#### Challenges:
1) According to the article on Britain and the EU, in what year did the British join the European Economic Community?
2) Print the stretch of the article on Britain and the EU from "Even former German" through "was purely economic.".
3) Say whether each statement agrees with the article on Britain and the EU, answering yes or no and quoting the deciding words: (a) Margaret Thatcher's favorite television series was Yes Minister. (b) Britain joined the European Economic Community out of commitment to Europe's values of peace, security and human rights. (c) VoteWatch Europe analyzed votes in the EU council from 2009 to 2015.

#### Selected passage:
══════

When Margaret Thatcher was prime minister of Britain, her favourite television series was a satire of British politics called Yes Minister. In episode five, under-secretary Sir Humphrey Appleby explains the UK's policy towards the EU to the newly appointed minister, James Hacker.
Sir Humphrey: "Minister, Britain has had the same foreign policy objective for at least the last 500 years: to create a disunited Europe."
Hacker: "That's all ancient history, surely."
Sir Humphrey: "Yes, and current policy. We tried to break it up from the outside, but that wouldn't work. Now that we are inside we can make a complete pig's breakfast of the whole thing: set the Germans against the French, the French against the Italians, the Italians against the Dutch. The Foreign Office is terribly pleased; it's just like the old times."
Hacker: "What appalling cynicism."
Humphrey: "We call it diplomacy, Minister."
The series no longer runs, and the Iron Lady had to stand down in 1990, but the scene hasn't lost any of its timeliness. Nothing has fundamentally changed in Britain's EU policy. The current goal may not be to break up the EU, but London has never viewed European integration as a project of overriding significance – neither before the UK accession nor after it, whether a Tory or Labour government was in power.
Even former German chancellor Konrad Adenauer once said: "England sees itself more as Europe's neighbour than as a European nation." Unlike the founding countries or, later, the former eastern bloc nations, the British didn't join the European Economic Community (EEC) in 1973 because they felt committed to Europe's values of peace, security and human rights. Their motive was purely economic.
And that's precisely how London shaped its policies over the years. From Thatcher's "I want my money back" to the referendum on June 23, Britain has always tried to derive the maximum benefit for itself. The British weren't interested in any European added value. The organisation VoteWatch Europe analysed all votes in the EU council from 2009 to 2015 and concluded that no country voted against EU initiatives and draft proposals as often as Britain.
For a long time – for far too long – the rest of Europe tolerated the abundant special requests, exceptions and blockades that came along with Britain's EU membership. And to keep the UK in the EU, European leaders once again bent over backwards to accommodate London in the negotiations leading up to the referendum. They bent too far.

══════

#### Given data:

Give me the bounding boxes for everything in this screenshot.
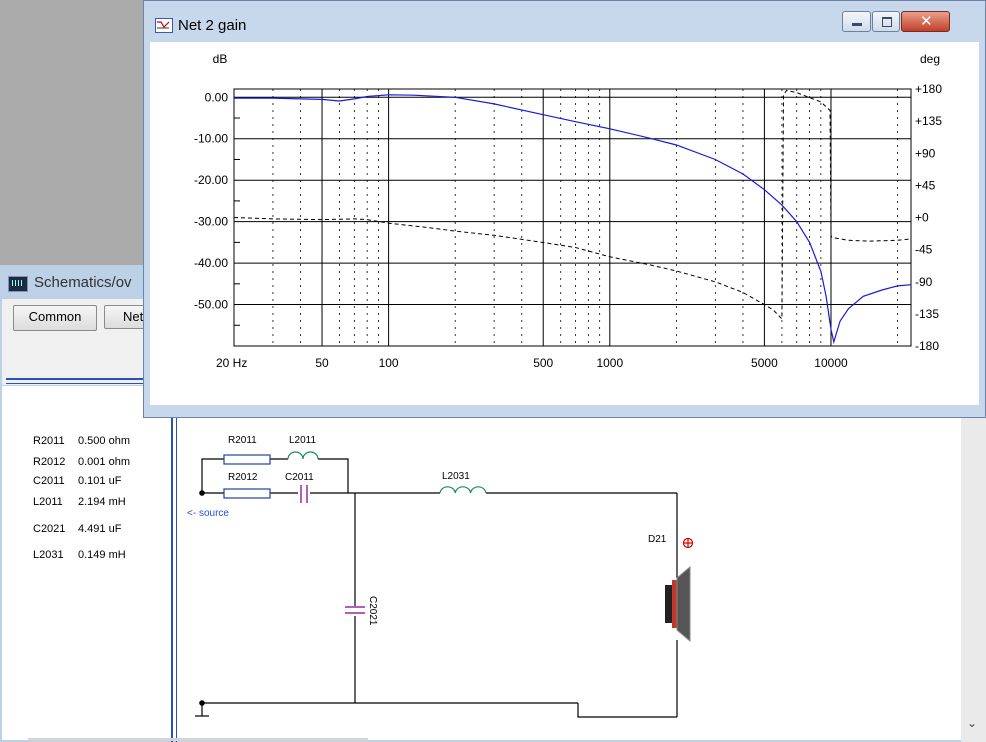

══════

#### Outputs for the tasks:
1) 1973

2)
Even former German chancellor Konrad Adenauer once said: "England sees itself more as Europe's neighbour than as a European nation." Unlike the founding countries or, later, the former eastern bloc nations, the British didn't join the European Economic Community (EEC) in 1973 because they felt committed to Europe's values of peace, security and human rights. Their motive was purely economic.

3)
(a) Yes: "her favourite television series was a satire of British politics called Yes Minister."
(b) No: "Their motive was purely economic."
(c) Yes: "The organisation VoteWatch Europe analysed all votes in the EU council from 2009 to 2015"